Lines of data:

▼

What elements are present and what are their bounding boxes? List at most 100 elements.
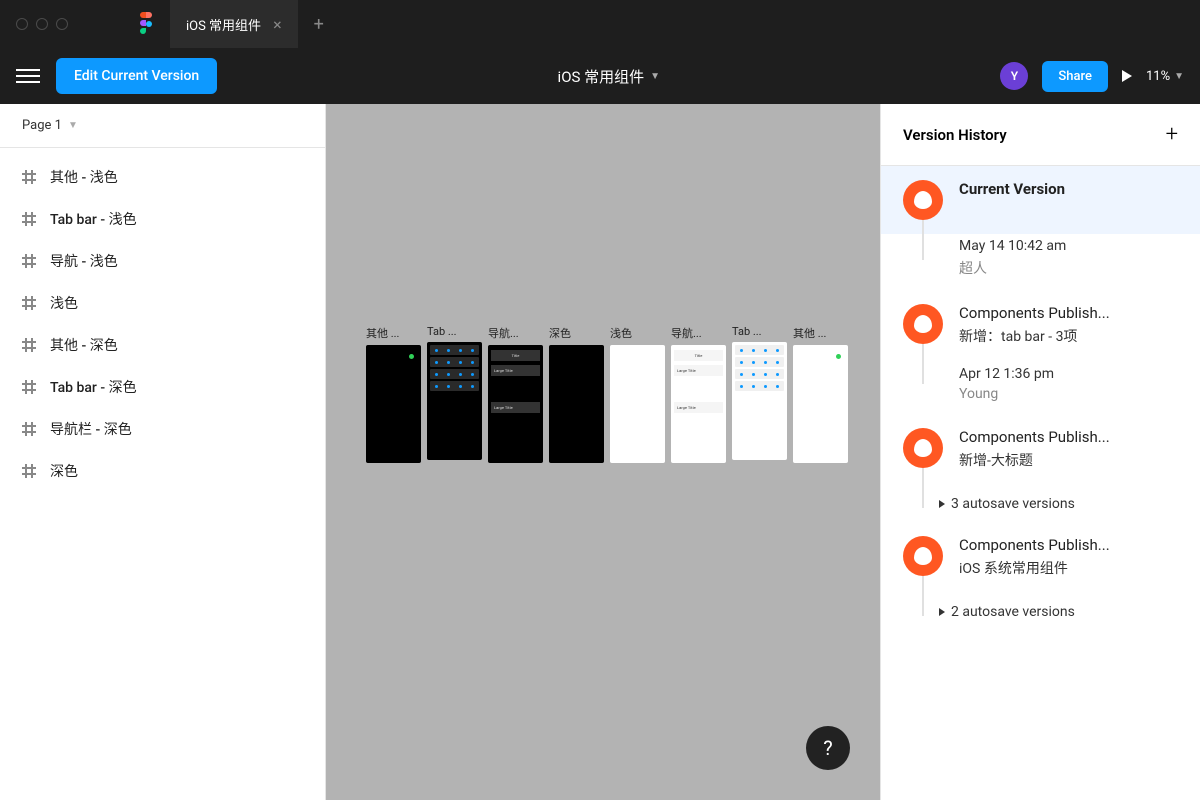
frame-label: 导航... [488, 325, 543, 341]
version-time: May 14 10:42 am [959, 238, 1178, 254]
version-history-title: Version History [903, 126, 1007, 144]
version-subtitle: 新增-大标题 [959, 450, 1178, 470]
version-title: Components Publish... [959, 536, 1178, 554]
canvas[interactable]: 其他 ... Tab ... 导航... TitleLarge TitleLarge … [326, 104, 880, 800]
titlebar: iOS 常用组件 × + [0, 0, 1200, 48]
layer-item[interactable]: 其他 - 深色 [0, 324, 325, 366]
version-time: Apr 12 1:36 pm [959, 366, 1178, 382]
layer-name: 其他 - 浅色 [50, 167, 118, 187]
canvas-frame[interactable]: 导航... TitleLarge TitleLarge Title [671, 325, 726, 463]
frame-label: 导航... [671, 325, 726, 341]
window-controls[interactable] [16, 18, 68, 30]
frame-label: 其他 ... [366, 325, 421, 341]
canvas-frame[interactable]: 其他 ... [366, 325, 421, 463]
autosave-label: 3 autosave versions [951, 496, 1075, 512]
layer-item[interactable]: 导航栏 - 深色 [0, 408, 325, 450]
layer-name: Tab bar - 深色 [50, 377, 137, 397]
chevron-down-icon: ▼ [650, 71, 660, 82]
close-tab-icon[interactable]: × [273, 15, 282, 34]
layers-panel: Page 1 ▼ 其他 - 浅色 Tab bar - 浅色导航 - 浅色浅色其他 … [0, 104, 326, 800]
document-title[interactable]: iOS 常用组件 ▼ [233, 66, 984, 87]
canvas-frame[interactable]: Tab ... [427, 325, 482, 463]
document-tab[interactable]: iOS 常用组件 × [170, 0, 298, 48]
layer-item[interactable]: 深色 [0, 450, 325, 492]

▲

▸ **Task to carry out**: Rewrite all of the lines above with every occurrence of "version-time" swapped for "version-timestamp" and nothing else changed. Leave out the picture.

▸ **Solution below**:
What elements are present and what are their bounding boxes? List at most 100 elements.
frame-label: 导航... [488, 325, 543, 341]
version-timestamp: May 14 10:42 am [959, 238, 1178, 254]
version-history-title: Version History [903, 126, 1007, 144]
version-subtitle: 新增-大标题 [959, 450, 1178, 470]
version-title: Components Publish... [959, 536, 1178, 554]
canvas[interactable]: 其他 ... Tab ... 导航... TitleLarge TitleLarge … [326, 104, 880, 800]
titlebar: iOS 常用组件 × + [0, 0, 1200, 48]
layer-item[interactable]: 其他 - 深色 [0, 324, 325, 366]
version-timestamp: Apr 12 1:36 pm [959, 366, 1178, 382]
layer-name: 其他 - 浅色 [50, 167, 118, 187]
canvas-frame[interactable]: 导航... TitleLarge TitleLarge Title [671, 325, 726, 463]
frame-label: 导航... [671, 325, 726, 341]
window-controls[interactable] [16, 18, 68, 30]
frame-label: 其他 ... [366, 325, 421, 341]
canvas-frame[interactable]: 其他 ... [366, 325, 421, 463]
autosave-label: 3 autosave versions [951, 496, 1075, 512]
layer-item[interactable]: 导航栏 - 深色 [0, 408, 325, 450]
layer-name: Tab bar - 深色 [50, 377, 137, 397]
chevron-down-icon: ▼ [650, 71, 660, 82]
close-tab-icon[interactable]: × [273, 15, 282, 34]
layers-panel: Page 1 ▼ 其他 - 浅色 Tab bar - 浅色导航 - 浅色浅色其他 … [0, 104, 326, 800]
document-title[interactable]: iOS 常用组件 ▼ [233, 66, 984, 87]
canvas-frame[interactable]: Tab ... [427, 325, 482, 463]
document-tab[interactable]: iOS 常用组件 × [170, 0, 298, 48]
layer-item[interactable]: 深色 [0, 450, 325, 492]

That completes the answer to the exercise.